## WHAT IS EXPECTED
Reproduce the listing below, changing each "blossom-decoration" to "flower-decoration" and leaving everything else as it is.

### TASK MATERIAL ###

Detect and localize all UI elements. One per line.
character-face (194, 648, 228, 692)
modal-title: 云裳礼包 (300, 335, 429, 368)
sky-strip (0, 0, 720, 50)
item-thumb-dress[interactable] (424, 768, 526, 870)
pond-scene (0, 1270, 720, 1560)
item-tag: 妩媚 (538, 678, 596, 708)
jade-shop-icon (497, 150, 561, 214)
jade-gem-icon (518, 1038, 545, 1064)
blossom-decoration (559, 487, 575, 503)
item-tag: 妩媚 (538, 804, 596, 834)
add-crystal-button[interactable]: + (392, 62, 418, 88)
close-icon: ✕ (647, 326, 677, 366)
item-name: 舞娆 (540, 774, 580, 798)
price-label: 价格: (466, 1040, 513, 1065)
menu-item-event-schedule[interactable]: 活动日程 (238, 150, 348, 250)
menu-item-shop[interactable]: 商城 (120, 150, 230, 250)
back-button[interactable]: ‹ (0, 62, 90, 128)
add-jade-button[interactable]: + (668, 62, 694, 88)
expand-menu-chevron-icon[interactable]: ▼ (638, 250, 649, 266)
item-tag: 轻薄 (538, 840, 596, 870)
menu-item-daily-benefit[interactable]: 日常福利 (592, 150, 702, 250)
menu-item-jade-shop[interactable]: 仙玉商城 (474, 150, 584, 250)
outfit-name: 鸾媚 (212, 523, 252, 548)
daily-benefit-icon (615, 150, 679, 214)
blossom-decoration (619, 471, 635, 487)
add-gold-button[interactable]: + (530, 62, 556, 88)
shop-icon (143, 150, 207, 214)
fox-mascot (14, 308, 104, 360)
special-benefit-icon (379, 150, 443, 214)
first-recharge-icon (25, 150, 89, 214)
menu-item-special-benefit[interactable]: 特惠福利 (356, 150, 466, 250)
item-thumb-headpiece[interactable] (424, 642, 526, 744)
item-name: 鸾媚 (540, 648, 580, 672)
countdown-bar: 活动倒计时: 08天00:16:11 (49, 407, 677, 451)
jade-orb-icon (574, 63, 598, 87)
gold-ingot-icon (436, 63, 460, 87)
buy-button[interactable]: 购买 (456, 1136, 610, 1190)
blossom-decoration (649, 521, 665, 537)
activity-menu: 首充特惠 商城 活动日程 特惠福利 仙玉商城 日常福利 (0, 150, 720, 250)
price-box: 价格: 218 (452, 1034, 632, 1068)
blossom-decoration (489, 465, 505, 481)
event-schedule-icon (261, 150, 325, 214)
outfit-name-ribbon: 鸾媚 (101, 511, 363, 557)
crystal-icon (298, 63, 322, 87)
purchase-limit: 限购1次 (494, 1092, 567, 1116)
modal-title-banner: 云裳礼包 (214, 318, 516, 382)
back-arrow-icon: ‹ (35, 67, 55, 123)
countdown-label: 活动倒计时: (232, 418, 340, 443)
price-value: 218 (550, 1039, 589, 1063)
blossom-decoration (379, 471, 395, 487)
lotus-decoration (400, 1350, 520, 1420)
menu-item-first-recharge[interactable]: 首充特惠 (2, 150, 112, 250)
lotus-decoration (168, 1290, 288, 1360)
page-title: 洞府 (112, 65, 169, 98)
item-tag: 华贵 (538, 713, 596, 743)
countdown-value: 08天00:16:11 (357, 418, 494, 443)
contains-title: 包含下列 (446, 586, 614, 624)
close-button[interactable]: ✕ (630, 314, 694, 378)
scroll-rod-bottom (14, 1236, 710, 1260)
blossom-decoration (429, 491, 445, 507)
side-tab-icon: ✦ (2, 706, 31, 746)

###

## IN RESPONSE
Detect and localize all UI elements. One per line.
character-face (194, 648, 228, 692)
modal-title: 云裳礼包 (300, 335, 429, 368)
sky-strip (0, 0, 720, 50)
item-thumb-dress[interactable] (424, 768, 526, 870)
pond-scene (0, 1270, 720, 1560)
item-tag: 妩媚 (538, 678, 596, 708)
jade-shop-icon (497, 150, 561, 214)
jade-gem-icon (518, 1038, 545, 1064)
flower-decoration (559, 487, 575, 503)
item-tag: 妩媚 (538, 804, 596, 834)
add-crystal-button[interactable]: + (392, 62, 418, 88)
close-icon: ✕ (647, 326, 677, 366)
item-name: 舞娆 (540, 774, 580, 798)
price-label: 价格: (466, 1040, 513, 1065)
menu-item-event-schedule[interactable]: 活动日程 (238, 150, 348, 250)
menu-item-shop[interactable]: 商城 (120, 150, 230, 250)
back-button[interactable]: ‹ (0, 62, 90, 128)
add-jade-button[interactable]: + (668, 62, 694, 88)
expand-menu-chevron-icon[interactable]: ▼ (638, 250, 649, 266)
item-tag: 轻薄 (538, 840, 596, 870)
menu-item-daily-benefit[interactable]: 日常福利 (592, 150, 702, 250)
menu-item-jade-shop[interactable]: 仙玉商城 (474, 150, 584, 250)
outfit-name: 鸾媚 (212, 523, 252, 548)
daily-benefit-icon (615, 150, 679, 214)
flower-decoration (619, 471, 635, 487)
add-gold-button[interactable]: + (530, 62, 556, 88)
shop-icon (143, 150, 207, 214)
fox-mascot (14, 308, 104, 360)
special-benefit-icon (379, 150, 443, 214)
first-recharge-icon (25, 150, 89, 214)
menu-item-special-benefit[interactable]: 特惠福利 (356, 150, 466, 250)
item-thumb-headpiece[interactable] (424, 642, 526, 744)
item-name: 鸾媚 (540, 648, 580, 672)
countdown-bar: 活动倒计时: 08天00:16:11 (49, 407, 677, 451)
jade-orb-icon (574, 63, 598, 87)
gold-ingot-icon (436, 63, 460, 87)
buy-button[interactable]: 购买 (456, 1136, 610, 1190)
flower-decoration (649, 521, 665, 537)
activity-menu: 首充特惠 商城 活动日程 特惠福利 仙玉商城 日常福利 (0, 150, 720, 250)
price-box: 价格: 218 (452, 1034, 632, 1068)
flower-decoration (489, 465, 505, 481)
event-schedule-icon (261, 150, 325, 214)
outfit-name-ribbon: 鸾媚 (101, 511, 363, 557)
crystal-icon (298, 63, 322, 87)
purchase-limit: 限购1次 (494, 1092, 567, 1116)
modal-title-banner: 云裳礼包 (214, 318, 516, 382)
back-arrow-icon: ‹ (35, 67, 55, 123)
countdown-label: 活动倒计时: (232, 418, 340, 443)
price-value: 218 (550, 1039, 589, 1063)
flower-decoration (379, 471, 395, 487)
lotus-decoration (400, 1350, 520, 1420)
menu-item-first-recharge[interactable]: 首充特惠 (2, 150, 112, 250)
lotus-decoration (168, 1290, 288, 1360)
page-title: 洞府 (112, 65, 169, 98)
item-tag: 华贵 (538, 713, 596, 743)
countdown-value: 08天00:16:11 (357, 418, 494, 443)
contains-title: 包含下列 (446, 586, 614, 624)
close-button[interactable]: ✕ (630, 314, 694, 378)
scroll-rod-bottom (14, 1236, 710, 1260)
flower-decoration (429, 491, 445, 507)
side-tab-icon: ✦ (2, 706, 31, 746)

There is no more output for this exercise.